WHAT YOU SHOULD DO: Each record needs to be echoed exactly; can you do that?
--- Start of EXERCISE INPUTS ---
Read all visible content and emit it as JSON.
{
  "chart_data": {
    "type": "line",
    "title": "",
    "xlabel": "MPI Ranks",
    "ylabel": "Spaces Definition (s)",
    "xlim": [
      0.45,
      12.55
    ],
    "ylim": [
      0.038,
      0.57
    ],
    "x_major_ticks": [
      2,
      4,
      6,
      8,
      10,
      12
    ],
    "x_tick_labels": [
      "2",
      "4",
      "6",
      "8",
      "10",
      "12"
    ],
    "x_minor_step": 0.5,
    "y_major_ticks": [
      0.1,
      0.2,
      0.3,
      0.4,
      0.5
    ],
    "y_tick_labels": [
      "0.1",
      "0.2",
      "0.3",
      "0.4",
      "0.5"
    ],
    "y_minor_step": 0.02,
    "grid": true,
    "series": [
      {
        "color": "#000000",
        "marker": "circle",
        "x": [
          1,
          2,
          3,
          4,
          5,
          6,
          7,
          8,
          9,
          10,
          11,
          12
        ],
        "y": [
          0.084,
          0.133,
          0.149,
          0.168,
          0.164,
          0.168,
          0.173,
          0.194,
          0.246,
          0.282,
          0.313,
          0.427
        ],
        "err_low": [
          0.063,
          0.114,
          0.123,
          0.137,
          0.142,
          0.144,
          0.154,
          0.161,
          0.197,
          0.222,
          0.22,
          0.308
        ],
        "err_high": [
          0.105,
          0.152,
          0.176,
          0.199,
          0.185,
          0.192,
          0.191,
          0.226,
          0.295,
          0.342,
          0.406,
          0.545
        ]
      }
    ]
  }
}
--- End of EXERCISE INPUTS ---
RESULT FOR THIS TASK:
Read all visible content and emit it as JSON.
{
  "chart_data": {
    "type": "line",
    "title": "",
    "xlabel": "MPI Ranks",
    "ylabel": "Spaces Definition (s)",
    "xlim": [
      0.45,
      12.55
    ],
    "ylim": [
      0.038,
      0.57
    ],
    "x_major_ticks": [
      2,
      4,
      6,
      8,
      10,
      12
    ],
    "x_tick_labels": [
      "2",
      "4",
      "6",
      "8",
      "10",
      "12"
    ],
    "x_minor_step": 0.5,
    "y_major_ticks": [
      0.1,
      0.2,
      0.3,
      0.4,
      0.5
    ],
    "y_tick_labels": [
      "0.1",
      "0.2",
      "0.3",
      "0.4",
      "0.5"
    ],
    "y_minor_step": 0.02,
    "grid": true,
    "series": [
      {
        "color": "#000000",
        "marker": "circle",
        "x": [
          1,
          2,
          3,
          4,
          5,
          6,
          7,
          8,
          9,
          10,
          11,
          12
        ],
        "y": [
          0.084,
          0.133,
          0.149,
          0.168,
          0.164,
          0.168,
          0.173,
          0.194,
          0.246,
          0.282,
          0.313,
          0.427
        ],
        "err_low": [
          0.063,
          0.114,
          0.123,
          0.137,
          0.142,
          0.144,
          0.154,
          0.161,
          0.197,
          0.222,
          0.22,
          0.308
        ],
        "err_high": [
          0.105,
          0.152,
          0.176,
          0.199,
          0.185,
          0.192,
          0.191,
          0.226,
          0.295,
          0.342,
          0.406,
          0.545
        ]
      }
    ]
  }
}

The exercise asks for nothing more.